**** SUPPLIED DATA ****

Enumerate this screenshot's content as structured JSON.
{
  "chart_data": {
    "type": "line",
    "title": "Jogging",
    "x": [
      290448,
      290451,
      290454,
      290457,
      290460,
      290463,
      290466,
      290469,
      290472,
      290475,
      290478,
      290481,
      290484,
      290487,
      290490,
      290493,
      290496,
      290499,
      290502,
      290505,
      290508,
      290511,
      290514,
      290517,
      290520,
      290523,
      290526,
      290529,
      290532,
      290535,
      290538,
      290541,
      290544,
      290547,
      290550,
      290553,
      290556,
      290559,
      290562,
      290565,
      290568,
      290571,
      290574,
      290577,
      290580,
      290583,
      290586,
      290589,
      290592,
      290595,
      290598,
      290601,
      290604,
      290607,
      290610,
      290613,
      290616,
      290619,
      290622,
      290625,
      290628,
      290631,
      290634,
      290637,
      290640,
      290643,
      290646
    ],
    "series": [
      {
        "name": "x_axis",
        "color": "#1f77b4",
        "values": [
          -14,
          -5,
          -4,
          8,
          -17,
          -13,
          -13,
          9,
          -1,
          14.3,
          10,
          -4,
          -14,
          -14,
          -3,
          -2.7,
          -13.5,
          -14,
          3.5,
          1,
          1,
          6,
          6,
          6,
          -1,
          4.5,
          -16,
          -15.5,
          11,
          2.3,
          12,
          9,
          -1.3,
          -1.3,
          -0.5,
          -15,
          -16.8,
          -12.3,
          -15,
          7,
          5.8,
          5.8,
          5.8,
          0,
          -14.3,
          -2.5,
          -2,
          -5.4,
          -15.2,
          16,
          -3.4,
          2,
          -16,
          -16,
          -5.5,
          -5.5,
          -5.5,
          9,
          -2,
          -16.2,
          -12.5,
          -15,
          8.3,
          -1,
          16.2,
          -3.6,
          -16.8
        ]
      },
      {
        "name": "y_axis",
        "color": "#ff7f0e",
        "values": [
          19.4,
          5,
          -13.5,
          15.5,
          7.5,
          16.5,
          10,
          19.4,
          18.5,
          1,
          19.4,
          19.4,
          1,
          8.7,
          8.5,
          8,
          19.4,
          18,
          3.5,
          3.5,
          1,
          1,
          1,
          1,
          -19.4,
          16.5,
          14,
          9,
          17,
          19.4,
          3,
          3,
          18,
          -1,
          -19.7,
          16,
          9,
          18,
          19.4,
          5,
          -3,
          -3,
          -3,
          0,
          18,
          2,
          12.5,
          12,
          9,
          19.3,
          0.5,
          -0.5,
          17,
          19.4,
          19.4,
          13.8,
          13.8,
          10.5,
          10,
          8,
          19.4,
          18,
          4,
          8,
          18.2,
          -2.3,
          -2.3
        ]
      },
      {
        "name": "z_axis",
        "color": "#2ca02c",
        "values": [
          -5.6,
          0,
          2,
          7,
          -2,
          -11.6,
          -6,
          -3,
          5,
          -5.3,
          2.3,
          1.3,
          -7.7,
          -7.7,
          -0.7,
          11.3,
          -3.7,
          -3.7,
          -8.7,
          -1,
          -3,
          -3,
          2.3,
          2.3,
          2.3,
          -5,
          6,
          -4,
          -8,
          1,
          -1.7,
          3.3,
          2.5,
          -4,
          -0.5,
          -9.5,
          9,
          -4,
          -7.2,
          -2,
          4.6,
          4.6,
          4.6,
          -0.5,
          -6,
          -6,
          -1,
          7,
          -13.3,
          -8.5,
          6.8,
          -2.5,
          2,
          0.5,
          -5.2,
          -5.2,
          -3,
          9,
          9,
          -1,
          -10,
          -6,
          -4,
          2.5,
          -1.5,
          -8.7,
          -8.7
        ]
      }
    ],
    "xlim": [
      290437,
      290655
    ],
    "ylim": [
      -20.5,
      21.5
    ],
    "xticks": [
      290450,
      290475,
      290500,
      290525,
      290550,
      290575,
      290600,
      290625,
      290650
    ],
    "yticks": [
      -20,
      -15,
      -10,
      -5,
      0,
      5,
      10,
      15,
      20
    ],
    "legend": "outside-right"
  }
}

****

*YOUR INSTRUCTIONS*
Wherever the word "color" occurs in a line of the listing, copy that line.

*FULL SOLUTION*
        "color": "#1f77b4",
        "color": "#ff7f0e",
        "color": "#2ca02c",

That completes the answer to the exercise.